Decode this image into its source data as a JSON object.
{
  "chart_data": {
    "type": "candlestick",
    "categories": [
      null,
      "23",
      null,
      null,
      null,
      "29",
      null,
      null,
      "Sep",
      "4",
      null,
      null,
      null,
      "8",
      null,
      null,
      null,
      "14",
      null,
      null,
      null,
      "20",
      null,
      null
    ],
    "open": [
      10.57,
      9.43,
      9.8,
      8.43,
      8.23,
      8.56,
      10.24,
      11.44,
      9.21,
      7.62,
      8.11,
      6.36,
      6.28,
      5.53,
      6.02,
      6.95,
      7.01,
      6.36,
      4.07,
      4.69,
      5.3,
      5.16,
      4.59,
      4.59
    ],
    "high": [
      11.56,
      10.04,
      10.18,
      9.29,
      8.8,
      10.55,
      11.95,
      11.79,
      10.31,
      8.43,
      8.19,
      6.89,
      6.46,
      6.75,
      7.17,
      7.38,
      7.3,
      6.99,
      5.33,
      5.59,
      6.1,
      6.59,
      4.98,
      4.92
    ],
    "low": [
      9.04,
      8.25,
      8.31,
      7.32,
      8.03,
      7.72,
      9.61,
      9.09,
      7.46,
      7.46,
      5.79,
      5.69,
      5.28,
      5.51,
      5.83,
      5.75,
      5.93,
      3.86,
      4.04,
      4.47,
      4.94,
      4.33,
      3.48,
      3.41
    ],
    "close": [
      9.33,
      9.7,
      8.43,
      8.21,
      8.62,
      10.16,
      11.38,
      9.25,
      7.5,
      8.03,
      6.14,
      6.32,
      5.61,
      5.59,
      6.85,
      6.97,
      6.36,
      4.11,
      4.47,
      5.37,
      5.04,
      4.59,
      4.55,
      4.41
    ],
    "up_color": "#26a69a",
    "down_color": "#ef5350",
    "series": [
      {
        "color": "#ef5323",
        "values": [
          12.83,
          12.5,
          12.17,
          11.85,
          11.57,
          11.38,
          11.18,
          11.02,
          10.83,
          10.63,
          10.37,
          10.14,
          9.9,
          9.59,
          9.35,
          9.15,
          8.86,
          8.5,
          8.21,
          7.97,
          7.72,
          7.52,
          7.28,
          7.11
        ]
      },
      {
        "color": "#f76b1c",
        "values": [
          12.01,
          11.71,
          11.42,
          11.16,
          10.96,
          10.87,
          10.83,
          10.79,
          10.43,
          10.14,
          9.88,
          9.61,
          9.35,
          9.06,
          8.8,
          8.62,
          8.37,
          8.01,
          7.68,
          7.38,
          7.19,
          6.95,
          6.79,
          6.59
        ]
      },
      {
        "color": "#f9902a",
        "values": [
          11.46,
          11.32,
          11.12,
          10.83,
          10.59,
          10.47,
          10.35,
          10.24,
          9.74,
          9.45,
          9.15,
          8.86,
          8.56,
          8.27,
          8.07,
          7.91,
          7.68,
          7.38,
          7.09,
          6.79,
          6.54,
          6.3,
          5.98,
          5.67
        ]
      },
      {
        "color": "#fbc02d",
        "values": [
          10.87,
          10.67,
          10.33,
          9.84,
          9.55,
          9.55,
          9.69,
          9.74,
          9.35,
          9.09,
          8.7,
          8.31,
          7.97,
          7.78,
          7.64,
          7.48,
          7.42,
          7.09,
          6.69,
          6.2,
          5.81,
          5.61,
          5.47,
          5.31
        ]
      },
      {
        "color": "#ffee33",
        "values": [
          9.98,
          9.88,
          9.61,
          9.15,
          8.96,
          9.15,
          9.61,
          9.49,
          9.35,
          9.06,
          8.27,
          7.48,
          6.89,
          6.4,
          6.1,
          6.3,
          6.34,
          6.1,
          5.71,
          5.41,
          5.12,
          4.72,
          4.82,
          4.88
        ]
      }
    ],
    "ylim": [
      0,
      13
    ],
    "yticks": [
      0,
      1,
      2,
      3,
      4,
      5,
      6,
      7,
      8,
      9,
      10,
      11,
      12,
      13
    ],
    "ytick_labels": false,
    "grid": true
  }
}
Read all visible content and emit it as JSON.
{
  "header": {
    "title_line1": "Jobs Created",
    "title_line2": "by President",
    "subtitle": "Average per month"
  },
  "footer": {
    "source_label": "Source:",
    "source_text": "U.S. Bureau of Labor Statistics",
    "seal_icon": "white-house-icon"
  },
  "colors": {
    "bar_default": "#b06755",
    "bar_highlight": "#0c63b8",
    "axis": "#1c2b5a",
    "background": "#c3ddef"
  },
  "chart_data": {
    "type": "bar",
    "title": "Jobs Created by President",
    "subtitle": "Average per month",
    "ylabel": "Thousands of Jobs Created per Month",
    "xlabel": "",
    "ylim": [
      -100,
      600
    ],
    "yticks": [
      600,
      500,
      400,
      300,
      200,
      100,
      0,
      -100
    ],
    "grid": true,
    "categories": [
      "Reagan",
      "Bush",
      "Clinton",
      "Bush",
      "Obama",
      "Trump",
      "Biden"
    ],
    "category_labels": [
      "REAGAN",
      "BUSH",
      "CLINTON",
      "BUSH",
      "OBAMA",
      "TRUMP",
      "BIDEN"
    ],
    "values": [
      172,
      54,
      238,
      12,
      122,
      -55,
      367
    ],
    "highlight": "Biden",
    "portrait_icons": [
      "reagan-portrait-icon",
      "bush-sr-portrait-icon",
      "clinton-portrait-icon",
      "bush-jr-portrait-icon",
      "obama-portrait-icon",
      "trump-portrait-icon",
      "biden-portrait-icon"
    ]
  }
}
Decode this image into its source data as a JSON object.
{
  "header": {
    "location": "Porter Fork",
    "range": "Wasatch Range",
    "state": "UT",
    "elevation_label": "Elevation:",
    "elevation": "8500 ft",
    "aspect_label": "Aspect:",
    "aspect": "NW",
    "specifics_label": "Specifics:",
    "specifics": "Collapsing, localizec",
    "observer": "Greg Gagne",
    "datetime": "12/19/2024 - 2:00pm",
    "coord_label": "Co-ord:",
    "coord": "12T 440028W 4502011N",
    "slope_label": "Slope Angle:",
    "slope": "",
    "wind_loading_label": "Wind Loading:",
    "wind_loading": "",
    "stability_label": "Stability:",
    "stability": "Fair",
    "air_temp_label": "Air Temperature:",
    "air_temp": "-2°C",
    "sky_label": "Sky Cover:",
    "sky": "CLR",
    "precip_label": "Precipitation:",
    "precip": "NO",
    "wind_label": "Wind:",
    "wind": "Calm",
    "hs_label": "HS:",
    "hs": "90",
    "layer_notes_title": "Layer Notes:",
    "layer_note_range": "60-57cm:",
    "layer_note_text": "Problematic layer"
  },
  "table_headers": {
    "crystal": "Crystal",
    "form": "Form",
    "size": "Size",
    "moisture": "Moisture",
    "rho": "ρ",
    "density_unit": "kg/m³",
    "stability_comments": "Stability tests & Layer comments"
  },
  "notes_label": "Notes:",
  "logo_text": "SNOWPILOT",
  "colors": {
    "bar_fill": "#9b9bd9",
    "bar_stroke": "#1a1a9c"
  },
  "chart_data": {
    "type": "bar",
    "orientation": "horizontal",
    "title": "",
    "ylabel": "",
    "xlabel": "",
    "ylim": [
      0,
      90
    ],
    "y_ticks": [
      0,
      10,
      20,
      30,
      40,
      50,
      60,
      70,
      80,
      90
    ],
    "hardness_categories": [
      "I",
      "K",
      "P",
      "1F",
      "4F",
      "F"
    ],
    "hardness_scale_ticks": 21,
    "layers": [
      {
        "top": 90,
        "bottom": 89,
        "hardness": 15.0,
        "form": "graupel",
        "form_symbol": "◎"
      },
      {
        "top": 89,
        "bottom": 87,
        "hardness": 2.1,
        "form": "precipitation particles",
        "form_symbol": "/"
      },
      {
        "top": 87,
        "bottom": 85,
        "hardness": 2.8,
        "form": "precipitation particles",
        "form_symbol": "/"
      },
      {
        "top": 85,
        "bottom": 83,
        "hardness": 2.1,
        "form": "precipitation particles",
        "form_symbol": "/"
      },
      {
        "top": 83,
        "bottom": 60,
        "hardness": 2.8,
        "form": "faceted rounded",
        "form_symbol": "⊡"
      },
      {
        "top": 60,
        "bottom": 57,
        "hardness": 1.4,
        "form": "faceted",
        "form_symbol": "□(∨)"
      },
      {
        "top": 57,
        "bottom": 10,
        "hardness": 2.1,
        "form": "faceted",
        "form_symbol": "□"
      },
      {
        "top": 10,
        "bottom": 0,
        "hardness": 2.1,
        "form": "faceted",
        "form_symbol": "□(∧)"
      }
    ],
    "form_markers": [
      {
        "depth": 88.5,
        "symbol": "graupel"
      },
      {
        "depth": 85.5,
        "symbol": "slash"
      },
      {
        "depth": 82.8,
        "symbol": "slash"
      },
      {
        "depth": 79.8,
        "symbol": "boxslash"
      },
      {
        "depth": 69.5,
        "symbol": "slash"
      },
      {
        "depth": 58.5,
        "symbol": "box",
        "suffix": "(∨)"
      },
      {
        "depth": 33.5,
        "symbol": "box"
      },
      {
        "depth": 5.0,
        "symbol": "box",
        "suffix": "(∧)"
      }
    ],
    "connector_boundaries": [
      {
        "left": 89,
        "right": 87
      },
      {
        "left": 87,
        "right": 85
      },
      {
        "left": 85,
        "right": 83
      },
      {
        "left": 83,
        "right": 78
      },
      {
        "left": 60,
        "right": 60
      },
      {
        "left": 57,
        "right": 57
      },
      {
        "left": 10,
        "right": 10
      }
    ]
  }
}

━━━━━━━━━━━━━━━━━━━━

- [What to work on] Show every line in the entries where the string "subtitle" occurs.

- [Correct answer]
    "subtitle": "Average per month"
    "subtitle": "Average per month",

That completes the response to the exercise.